Data supplied |
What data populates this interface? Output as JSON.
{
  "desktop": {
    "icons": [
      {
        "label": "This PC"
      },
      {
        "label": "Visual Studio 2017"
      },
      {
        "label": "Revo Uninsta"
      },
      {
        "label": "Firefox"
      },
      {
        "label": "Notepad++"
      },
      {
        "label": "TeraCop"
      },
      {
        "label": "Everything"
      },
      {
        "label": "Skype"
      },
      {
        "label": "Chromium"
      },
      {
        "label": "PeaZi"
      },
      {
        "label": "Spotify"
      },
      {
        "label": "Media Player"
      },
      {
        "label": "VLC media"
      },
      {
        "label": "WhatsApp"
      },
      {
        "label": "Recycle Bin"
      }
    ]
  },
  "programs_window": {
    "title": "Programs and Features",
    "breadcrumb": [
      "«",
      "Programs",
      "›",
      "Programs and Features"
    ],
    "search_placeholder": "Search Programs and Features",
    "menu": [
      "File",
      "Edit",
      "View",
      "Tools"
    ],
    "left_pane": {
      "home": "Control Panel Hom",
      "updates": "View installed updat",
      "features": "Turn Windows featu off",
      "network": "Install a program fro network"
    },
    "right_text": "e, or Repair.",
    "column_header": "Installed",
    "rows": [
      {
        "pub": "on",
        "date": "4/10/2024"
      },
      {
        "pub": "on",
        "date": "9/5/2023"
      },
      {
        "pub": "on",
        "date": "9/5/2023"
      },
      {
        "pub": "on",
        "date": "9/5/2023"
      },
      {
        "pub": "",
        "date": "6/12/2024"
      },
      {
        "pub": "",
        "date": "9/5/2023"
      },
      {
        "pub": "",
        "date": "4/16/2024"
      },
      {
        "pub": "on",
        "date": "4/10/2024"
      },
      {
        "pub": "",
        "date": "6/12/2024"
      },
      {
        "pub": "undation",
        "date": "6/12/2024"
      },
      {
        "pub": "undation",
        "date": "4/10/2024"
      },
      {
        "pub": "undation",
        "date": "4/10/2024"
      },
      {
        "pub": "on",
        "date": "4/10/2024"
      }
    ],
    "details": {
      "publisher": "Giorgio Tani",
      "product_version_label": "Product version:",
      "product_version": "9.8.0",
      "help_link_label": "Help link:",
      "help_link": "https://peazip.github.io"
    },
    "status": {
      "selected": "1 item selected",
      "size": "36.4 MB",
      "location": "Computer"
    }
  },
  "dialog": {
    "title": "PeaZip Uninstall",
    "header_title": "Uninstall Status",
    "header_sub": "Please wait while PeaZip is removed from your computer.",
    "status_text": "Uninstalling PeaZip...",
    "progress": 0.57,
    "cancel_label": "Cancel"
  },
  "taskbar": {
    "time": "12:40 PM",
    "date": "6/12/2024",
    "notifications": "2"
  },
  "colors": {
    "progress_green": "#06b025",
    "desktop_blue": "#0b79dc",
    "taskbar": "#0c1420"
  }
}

Task details | From the records above, extract every entry exactly as given.

Worked solution |
What data populates this interface? Output as JSON.
{
  "desktop": {
    "icons": [
      {
        "label": "This PC"
      },
      {
        "label": "Visual Studio 2017"
      },
      {
        "label": "Revo Uninsta"
      },
      {
        "label": "Firefox"
      },
      {
        "label": "Notepad++"
      },
      {
        "label": "TeraCop"
      },
      {
        "label": "Everything"
      },
      {
        "label": "Skype"
      },
      {
        "label": "Chromium"
      },
      {
        "label": "PeaZi"
      },
      {
        "label": "Spotify"
      },
      {
        "label": "Media Player"
      },
      {
        "label": "VLC media"
      },
      {
        "label": "WhatsApp"
      },
      {
        "label": "Recycle Bin"
      }
    ]
  },
  "programs_window": {
    "title": "Programs and Features",
    "breadcrumb": [
      "«",
      "Programs",
      "›",
      "Programs and Features"
    ],
    "search_placeholder": "Search Programs and Features",
    "menu": [
      "File",
      "Edit",
      "View",
      "Tools"
    ],
    "left_pane": {
      "home": "Control Panel Hom",
      "updates": "View installed updat",
      "features": "Turn Windows featu off",
      "network": "Install a program fro network"
    },
    "right_text": "e, or Repair.",
    "column_header": "Installed",
    "rows": [
      {
        "pub": "on",
        "date": "4/10/2024"
      },
      {
        "pub": "on",
        "date": "9/5/2023"
      },
      {
        "pub": "on",
        "date": "9/5/2023"
      },
      {
        "pub": "on",
        "date": "9/5/2023"
      },
      {
        "pub": "",
        "date": "6/12/2024"
      },
      {
        "pub": "",
        "date": "9/5/2023"
      },
      {
        "pub": "",
        "date": "4/16/2024"
      },
      {
        "pub": "on",
        "date": "4/10/2024"
      },
      {
        "pub": "",
        "date": "6/12/2024"
      },
      {
        "pub": "undation",
        "date": "6/12/2024"
      },
      {
        "pub": "undation",
        "date": "4/10/2024"
      },
      {
        "pub": "undation",
        "date": "4/10/2024"
      },
      {
        "pub": "on",
        "date": "4/10/2024"
      }
    ],
    "details": {
      "publisher": "Giorgio Tani",
      "product_version_label": "Product version:",
      "product_version": "9.8.0",
      "help_link_label": "Help link:",
      "help_link": "https://peazip.github.io"
    },
    "status": {
      "selected": "1 item selected",
      "size": "36.4 MB",
      "location": "Computer"
    }
  },
  "dialog": {
    "title": "PeaZip Uninstall",
    "header_title": "Uninstall Status",
    "header_sub": "Please wait while PeaZip is removed from your computer.",
    "status_text": "Uninstalling PeaZip...",
    "progress": 0.57,
    "cancel_label": "Cancel"
  },
  "taskbar": {
    "time": "12:40 PM",
    "date": "6/12/2024",
    "notifications": "2"
  },
  "colors": {
    "progress_green": "#06b025",
    "desktop_blue": "#0b79dc",
    "taskbar": "#0c1420"
  }
}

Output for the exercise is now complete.